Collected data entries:
·····

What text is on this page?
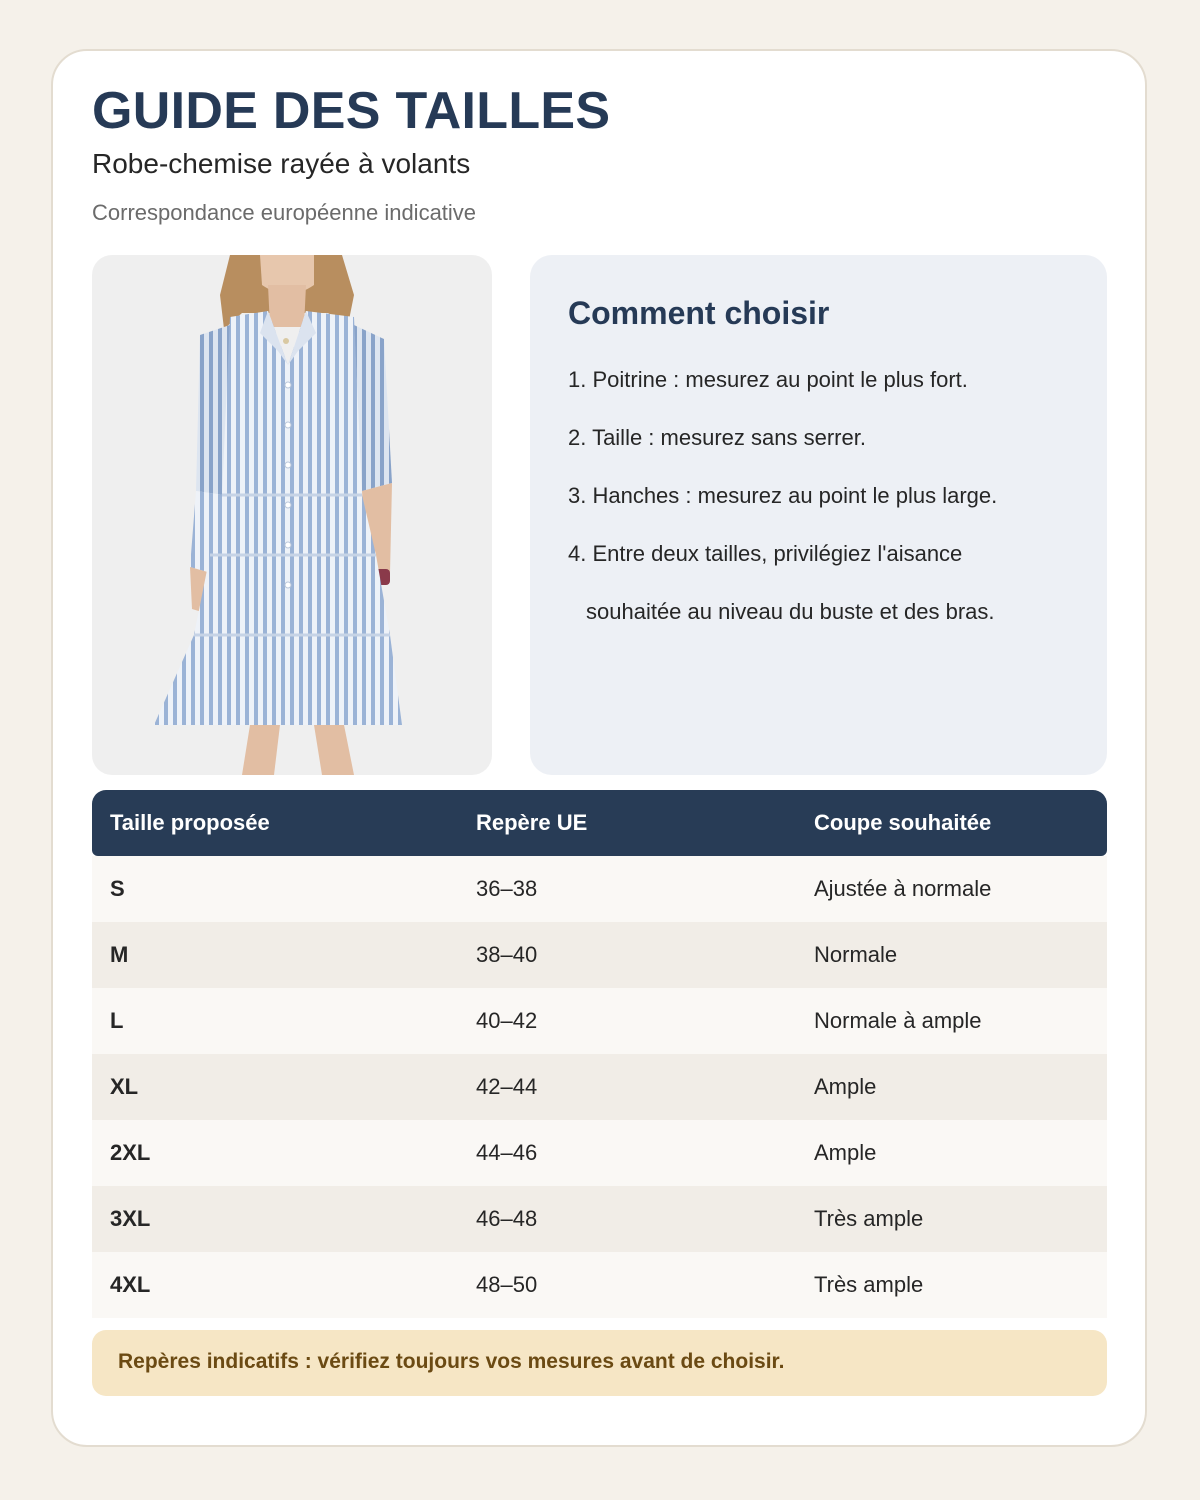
GUIDE DES TAILLES
Robe-chemise rayée à volants
Correspondance européenne indicative
Comment choisir
1. Poitrine : mesurez au point le plus fort.
2. Taille : mesurez sans serrer.
3. Hanches : mesurez au point le plus large.
4. Entre deux tailles, privilégiez l'aisance
souhaitée au niveau du buste et des bras.
Taille proposée	Repère UE	Coupe souhaitée
S	36–38	Ajustée à normale
M	38–40	Normale
L	40–42	Normale à ample
XL	42–44	Ample
2XL	44–46	Ample
3XL	46–48	Très ample
4XL	48–50	Très ample
Repères indicatifs : vérifiez toujours vos mesures avant de choisir.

·····

- [WRITTEN PROBLEM]: Write out every record above exactly as it stands, but leave out the pictures.

- [RESPONSE]:
What text is on this page?
GUIDE DES TAILLES
Robe-chemise rayée à volants
Correspondance européenne indicative
Comment choisir
1. Poitrine : mesurez au point le plus fort.
2. Taille : mesurez sans serrer.
3. Hanches : mesurez au point le plus large.
4. Entre deux tailles, privilégiez l'aisance
souhaitée au niveau du buste et des bras.
Taille proposée	Repère UE	Coupe souhaitée
S	36–38	Ajustée à normale
M	38–40	Normale
L	40–42	Normale à ample
XL	42–44	Ample
2XL	44–46	Ample
3XL	46–48	Très ample
4XL	48–50	Très ample
Repères indicatifs : vérifiez toujours vos mesures avant de choisir.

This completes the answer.